• _Your objective_
Write out every entry exactly as it stands.

------------------------------

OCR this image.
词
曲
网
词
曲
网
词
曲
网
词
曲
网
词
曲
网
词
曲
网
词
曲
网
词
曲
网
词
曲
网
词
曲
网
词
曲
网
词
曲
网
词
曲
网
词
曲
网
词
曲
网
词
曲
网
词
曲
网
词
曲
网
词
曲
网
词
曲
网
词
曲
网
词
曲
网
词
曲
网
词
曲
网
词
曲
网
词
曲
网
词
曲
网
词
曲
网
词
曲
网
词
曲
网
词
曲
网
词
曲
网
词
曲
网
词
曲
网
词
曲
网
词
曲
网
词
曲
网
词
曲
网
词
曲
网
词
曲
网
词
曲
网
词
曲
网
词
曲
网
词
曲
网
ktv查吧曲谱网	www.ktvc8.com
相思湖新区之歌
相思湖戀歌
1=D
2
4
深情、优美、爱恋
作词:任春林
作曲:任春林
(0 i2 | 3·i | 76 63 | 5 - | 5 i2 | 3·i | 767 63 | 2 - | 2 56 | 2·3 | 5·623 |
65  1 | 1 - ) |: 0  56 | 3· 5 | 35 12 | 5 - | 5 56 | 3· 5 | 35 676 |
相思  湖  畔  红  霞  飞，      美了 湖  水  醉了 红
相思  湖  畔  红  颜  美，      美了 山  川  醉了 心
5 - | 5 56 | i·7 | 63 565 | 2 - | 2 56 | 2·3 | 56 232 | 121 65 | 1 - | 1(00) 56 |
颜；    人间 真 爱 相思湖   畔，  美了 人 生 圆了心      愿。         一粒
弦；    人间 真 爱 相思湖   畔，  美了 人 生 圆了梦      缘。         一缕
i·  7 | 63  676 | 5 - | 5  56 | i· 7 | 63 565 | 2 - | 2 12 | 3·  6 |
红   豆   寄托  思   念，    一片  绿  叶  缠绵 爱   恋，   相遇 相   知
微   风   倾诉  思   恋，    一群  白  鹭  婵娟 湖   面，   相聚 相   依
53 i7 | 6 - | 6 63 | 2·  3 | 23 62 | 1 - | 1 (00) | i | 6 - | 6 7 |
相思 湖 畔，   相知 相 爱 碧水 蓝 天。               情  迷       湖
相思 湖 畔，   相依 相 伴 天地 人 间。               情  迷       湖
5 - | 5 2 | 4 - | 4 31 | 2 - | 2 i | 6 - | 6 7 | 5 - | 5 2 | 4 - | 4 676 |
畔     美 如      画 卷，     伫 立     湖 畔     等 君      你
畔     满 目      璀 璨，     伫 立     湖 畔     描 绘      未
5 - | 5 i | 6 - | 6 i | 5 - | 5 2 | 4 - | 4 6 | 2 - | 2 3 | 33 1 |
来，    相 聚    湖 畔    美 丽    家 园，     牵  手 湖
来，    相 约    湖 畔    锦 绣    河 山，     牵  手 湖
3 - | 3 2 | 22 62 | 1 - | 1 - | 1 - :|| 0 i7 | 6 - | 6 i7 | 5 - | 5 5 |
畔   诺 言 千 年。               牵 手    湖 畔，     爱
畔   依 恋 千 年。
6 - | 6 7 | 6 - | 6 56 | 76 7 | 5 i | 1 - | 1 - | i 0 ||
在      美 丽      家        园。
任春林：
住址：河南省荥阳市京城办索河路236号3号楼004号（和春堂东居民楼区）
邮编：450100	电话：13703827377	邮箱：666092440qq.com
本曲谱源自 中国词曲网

------------------------------

• _Solution to the exercise_
OCR this image.
词
曲
网
词
曲
网
词
曲
网
词
曲
网
词
曲
网
词
曲
网
词
曲
网
词
曲
网
词
曲
网
词
曲
网
词
曲
网
词
曲
网
词
曲
网
词
曲
网
词
曲
网
词
曲
网
词
曲
网
词
曲
网
词
曲
网
词
曲
网
词
曲
网
词
曲
网
词
曲
网
词
曲
网
词
曲
网
词
曲
网
词
曲
网
词
曲
网
词
曲
网
词
曲
网
词
曲
网
词
曲
网
词
曲
网
词
曲
网
词
曲
网
词
曲
网
词
曲
网
词
曲
网
词
曲
网
词
曲
网
词
曲
网
词
曲
网
词
曲
网
词
曲
网
ktv查吧曲谱网	www.ktvc8.com
相思湖新区之歌
相思湖戀歌
1=D
2
4
深情、优美、爱恋
作词:任春林
作曲:任春林
(0 i2 | 3·i | 76 63 | 5 - | 5 i2 | 3·i | 767 63 | 2 - | 2 56 | 2·3 | 5·623 |
65  1 | 1 - ) |: 0  56 | 3· 5 | 35 12 | 5 - | 5 56 | 3· 5 | 35 676 |
相思  湖  畔  红  霞  飞，      美了 湖  水  醉了 红
相思  湖  畔  红  颜  美，      美了 山  川  醉了 心
5 - | 5 56 | i·7 | 63 565 | 2 - | 2 56 | 2·3 | 56 232 | 121 65 | 1 - | 1(00) 56 |
颜；    人间 真 爱 相思湖   畔，  美了 人 生 圆了心      愿。         一粒
弦；    人间 真 爱 相思湖   畔，  美了 人 生 圆了梦      缘。         一缕
i·  7 | 63  676 | 5 - | 5  56 | i· 7 | 63 565 | 2 - | 2 12 | 3·  6 |
红   豆   寄托  思   念，    一片  绿  叶  缠绵 爱   恋，   相遇 相   知
微   风   倾诉  思   恋，    一群  白  鹭  婵娟 湖   面，   相聚 相   依
53 i7 | 6 - | 6 63 | 2·  3 | 23 62 | 1 - | 1 (00) | i | 6 - | 6 7 |
相思 湖 畔，   相知 相 爱 碧水 蓝 天。               情  迷       湖
相思 湖 畔，   相依 相 伴 天地 人 间。               情  迷       湖
5 - | 5 2 | 4 - | 4 31 | 2 - | 2 i | 6 - | 6 7 | 5 - | 5 2 | 4 - | 4 676 |
畔     美 如      画 卷，     伫 立     湖 畔     等 君      你
畔     满 目      璀 璨，     伫 立     湖 畔     描 绘      未
5 - | 5 i | 6 - | 6 i | 5 - | 5 2 | 4 - | 4 6 | 2 - | 2 3 | 33 1 |
来，    相 聚    湖 畔    美 丽    家 园，     牵  手 湖
来，    相 约    湖 畔    锦 绣    河 山，     牵  手 湖
3 - | 3 2 | 22 62 | 1 - | 1 - | 1 - :|| 0 i7 | 6 - | 6 i7 | 5 - | 5 5 |
畔   诺 言 千 年。               牵 手    湖 畔，     爱
畔   依 恋 千 年。
6 - | 6 7 | 6 - | 6 56 | 76 7 | 5 i | 1 - | 1 - | i 0 ||
在      美 丽      家        园。
任春林：
住址：河南省荥阳市京城办索河路236号3号楼004号（和春堂东居民楼区）
邮编：450100	电话：13703827377	邮箱：666092440qq.com
本曲谱源自 中国词曲网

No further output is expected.